_Stored data_
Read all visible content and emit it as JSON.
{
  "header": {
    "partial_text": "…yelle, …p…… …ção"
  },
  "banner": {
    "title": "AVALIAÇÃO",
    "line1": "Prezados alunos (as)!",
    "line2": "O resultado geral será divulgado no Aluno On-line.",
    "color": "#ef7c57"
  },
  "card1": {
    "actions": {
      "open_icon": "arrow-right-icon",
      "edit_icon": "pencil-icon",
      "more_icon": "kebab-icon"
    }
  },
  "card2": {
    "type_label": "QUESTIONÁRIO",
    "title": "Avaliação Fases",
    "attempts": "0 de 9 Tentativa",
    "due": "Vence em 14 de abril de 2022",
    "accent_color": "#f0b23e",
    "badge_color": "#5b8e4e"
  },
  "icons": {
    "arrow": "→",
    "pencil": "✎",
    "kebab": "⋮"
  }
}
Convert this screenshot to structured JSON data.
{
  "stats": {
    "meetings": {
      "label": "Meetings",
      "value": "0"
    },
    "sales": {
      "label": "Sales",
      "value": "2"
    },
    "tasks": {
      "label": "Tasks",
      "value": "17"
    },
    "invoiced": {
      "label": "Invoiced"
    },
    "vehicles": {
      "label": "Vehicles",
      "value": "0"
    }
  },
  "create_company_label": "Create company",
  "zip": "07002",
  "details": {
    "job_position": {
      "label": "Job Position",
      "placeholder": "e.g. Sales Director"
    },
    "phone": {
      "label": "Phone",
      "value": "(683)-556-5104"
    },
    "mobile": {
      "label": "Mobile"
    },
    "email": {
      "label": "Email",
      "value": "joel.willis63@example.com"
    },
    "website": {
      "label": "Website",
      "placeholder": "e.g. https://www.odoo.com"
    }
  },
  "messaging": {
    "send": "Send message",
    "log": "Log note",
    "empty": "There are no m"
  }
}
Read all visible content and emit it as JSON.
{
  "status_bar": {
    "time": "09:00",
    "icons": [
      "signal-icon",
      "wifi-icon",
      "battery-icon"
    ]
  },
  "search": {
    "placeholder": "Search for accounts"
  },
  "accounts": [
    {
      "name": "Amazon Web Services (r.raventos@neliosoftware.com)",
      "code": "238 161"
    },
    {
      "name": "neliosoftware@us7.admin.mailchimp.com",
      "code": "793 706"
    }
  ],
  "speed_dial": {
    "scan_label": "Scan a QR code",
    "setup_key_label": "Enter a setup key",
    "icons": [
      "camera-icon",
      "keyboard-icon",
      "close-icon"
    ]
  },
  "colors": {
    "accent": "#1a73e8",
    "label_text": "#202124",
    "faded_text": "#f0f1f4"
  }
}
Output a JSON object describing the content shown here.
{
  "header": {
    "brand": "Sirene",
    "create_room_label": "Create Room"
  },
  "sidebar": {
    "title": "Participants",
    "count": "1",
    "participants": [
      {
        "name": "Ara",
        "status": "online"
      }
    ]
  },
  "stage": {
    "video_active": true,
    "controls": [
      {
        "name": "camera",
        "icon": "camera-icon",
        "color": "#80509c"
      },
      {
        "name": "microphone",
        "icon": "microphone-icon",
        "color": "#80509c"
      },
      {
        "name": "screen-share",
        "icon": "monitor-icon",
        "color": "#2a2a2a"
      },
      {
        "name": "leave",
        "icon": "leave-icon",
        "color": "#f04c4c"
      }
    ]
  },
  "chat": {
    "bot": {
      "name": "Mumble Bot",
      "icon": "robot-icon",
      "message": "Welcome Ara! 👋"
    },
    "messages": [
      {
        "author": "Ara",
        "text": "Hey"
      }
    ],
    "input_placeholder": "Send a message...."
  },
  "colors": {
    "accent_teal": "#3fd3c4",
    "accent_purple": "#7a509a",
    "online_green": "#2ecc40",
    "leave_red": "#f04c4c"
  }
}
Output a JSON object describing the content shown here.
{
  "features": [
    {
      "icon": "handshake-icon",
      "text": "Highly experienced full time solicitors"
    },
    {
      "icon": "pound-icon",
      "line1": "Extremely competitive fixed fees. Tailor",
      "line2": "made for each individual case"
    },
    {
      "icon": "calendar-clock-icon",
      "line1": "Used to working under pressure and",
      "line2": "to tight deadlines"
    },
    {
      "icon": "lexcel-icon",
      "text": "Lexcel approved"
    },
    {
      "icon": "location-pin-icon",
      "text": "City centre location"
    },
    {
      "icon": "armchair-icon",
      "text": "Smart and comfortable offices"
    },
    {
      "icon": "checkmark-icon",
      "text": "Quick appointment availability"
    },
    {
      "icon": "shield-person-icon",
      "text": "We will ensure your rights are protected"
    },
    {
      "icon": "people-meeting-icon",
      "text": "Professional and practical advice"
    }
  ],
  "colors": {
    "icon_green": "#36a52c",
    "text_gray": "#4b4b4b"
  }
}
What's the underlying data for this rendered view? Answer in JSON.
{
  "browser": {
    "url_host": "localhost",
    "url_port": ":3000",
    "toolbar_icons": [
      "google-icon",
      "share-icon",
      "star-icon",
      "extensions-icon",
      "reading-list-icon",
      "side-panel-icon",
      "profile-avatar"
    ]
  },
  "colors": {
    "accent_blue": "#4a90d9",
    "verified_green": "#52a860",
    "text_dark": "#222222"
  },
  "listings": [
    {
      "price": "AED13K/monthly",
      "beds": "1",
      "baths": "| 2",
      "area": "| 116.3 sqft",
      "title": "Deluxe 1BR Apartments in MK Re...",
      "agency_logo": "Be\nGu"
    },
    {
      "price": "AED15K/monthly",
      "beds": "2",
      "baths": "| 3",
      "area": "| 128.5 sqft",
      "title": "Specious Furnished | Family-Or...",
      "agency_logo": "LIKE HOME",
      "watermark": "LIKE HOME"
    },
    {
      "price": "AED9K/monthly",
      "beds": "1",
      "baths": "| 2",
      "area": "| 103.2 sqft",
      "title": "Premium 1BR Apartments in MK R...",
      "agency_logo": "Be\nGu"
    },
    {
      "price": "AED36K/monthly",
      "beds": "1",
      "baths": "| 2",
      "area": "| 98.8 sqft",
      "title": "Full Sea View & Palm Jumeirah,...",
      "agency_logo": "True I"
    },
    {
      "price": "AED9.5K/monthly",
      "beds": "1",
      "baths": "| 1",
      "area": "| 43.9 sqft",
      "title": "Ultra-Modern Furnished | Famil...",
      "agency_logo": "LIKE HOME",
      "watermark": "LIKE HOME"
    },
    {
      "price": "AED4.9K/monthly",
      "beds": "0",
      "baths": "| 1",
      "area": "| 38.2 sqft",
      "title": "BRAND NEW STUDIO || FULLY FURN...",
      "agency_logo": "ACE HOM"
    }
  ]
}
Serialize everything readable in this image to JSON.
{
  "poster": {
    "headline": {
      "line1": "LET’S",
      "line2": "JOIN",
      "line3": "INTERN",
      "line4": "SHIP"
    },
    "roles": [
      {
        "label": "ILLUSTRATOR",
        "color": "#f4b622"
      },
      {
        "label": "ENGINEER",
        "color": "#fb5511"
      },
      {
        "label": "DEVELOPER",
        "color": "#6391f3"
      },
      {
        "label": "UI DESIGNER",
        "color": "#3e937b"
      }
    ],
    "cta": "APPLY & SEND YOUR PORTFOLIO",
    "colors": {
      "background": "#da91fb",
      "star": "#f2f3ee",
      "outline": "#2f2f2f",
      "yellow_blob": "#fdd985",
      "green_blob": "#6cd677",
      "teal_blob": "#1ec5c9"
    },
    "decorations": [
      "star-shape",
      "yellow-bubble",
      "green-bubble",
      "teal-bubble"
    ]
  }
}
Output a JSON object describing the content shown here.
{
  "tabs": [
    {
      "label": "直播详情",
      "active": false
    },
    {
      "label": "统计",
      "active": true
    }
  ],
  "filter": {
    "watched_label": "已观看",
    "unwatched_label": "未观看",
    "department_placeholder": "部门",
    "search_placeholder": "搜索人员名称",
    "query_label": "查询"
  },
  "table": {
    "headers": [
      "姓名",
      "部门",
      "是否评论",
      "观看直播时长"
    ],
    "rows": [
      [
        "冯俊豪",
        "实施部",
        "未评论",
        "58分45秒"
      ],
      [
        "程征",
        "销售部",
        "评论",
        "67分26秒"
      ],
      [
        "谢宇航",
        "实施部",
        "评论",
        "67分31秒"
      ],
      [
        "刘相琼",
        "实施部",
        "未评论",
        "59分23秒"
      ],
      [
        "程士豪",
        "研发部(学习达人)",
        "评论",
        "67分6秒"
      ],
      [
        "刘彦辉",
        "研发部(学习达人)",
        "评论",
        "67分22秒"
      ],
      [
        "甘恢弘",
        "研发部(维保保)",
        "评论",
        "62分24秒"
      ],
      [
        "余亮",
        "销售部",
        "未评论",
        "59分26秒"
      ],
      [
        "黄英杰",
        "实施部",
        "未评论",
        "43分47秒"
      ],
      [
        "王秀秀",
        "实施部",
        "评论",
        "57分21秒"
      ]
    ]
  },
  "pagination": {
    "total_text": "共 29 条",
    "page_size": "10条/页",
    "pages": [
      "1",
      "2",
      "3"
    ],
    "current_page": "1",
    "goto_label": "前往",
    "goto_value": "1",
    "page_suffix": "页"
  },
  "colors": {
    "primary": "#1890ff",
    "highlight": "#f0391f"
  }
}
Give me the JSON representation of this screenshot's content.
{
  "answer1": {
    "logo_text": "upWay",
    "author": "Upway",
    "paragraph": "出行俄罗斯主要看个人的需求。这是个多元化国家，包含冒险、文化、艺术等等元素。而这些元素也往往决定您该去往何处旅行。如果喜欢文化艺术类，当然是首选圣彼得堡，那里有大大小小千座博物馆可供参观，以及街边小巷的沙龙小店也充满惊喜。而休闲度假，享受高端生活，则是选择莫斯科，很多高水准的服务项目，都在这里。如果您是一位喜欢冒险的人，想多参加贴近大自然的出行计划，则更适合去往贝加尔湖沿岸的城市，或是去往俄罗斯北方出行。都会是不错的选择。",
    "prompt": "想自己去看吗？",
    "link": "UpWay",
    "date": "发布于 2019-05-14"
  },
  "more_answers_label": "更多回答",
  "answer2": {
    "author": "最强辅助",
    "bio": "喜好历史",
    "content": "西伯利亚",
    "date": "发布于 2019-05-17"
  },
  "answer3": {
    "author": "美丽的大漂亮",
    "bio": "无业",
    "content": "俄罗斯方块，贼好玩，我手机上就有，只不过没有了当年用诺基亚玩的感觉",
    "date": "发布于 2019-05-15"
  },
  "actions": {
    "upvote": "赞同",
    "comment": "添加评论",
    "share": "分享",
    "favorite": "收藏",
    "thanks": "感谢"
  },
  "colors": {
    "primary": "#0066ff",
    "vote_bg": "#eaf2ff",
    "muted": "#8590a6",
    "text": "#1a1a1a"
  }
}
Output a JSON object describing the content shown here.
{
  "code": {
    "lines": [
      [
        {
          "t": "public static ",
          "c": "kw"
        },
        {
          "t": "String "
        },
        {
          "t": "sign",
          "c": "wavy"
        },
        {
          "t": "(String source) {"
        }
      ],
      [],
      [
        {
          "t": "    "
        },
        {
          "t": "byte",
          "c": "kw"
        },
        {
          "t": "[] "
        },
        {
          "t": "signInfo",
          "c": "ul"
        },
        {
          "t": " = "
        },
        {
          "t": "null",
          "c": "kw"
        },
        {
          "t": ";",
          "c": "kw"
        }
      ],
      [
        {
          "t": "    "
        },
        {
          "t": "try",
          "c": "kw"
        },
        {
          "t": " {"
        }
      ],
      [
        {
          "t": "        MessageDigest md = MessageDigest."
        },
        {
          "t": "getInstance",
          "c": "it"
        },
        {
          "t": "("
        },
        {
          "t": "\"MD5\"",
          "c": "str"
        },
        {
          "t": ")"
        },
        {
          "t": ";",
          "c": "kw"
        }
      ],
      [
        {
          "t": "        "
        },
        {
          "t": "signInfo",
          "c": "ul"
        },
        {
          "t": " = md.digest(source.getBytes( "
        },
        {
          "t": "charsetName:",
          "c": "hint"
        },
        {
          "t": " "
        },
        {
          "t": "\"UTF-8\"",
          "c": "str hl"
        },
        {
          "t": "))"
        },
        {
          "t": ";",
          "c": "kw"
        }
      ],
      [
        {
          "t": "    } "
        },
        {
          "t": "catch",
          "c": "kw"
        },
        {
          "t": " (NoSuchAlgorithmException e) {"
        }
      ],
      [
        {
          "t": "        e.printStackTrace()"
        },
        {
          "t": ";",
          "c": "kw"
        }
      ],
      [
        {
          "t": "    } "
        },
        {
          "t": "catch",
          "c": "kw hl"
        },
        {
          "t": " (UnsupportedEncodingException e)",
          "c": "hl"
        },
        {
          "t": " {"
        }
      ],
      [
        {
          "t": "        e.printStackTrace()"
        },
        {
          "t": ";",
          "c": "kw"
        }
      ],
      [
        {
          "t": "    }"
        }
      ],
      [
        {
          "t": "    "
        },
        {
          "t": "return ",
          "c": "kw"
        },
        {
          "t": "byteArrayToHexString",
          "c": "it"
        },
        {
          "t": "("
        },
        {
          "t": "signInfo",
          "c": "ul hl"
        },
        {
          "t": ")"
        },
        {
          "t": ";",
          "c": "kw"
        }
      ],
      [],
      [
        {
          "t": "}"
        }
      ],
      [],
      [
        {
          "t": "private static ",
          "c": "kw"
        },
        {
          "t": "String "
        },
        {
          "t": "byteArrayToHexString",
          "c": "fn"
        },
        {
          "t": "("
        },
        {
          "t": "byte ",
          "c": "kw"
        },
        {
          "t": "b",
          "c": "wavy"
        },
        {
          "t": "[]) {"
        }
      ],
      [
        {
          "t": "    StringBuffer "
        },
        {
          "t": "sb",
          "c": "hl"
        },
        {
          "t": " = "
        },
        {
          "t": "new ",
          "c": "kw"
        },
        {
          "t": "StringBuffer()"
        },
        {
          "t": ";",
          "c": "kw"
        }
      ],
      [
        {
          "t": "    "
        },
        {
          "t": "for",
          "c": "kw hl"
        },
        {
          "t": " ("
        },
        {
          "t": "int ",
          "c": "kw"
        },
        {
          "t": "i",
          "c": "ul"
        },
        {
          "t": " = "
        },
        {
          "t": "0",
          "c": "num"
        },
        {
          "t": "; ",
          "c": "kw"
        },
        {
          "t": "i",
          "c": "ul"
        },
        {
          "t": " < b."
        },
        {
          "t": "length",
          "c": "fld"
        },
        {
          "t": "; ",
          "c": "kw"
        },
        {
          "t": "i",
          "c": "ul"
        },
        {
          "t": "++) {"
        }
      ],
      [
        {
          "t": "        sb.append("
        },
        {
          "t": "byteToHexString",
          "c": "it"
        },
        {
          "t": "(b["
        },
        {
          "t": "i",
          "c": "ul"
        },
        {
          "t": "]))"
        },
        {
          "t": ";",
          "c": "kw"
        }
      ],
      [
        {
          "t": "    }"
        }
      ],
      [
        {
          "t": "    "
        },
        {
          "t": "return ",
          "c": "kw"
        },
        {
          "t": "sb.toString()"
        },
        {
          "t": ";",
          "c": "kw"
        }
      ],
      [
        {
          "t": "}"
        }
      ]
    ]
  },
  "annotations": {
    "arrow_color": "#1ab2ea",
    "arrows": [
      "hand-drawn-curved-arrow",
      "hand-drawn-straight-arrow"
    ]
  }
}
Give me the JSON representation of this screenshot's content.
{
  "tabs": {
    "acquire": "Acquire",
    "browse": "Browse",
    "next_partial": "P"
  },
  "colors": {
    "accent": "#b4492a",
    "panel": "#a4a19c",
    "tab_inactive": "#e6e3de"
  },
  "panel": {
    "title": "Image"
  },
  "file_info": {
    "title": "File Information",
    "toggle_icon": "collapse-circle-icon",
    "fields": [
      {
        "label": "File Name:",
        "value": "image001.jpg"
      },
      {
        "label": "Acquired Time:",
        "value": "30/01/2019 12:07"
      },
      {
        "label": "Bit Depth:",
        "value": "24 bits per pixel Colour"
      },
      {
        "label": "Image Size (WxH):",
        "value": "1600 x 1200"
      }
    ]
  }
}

_Objective_
Copy out every line with the word "microphone".

_Answer below_
        "name": "microphone",
        "icon": "microphone-icon",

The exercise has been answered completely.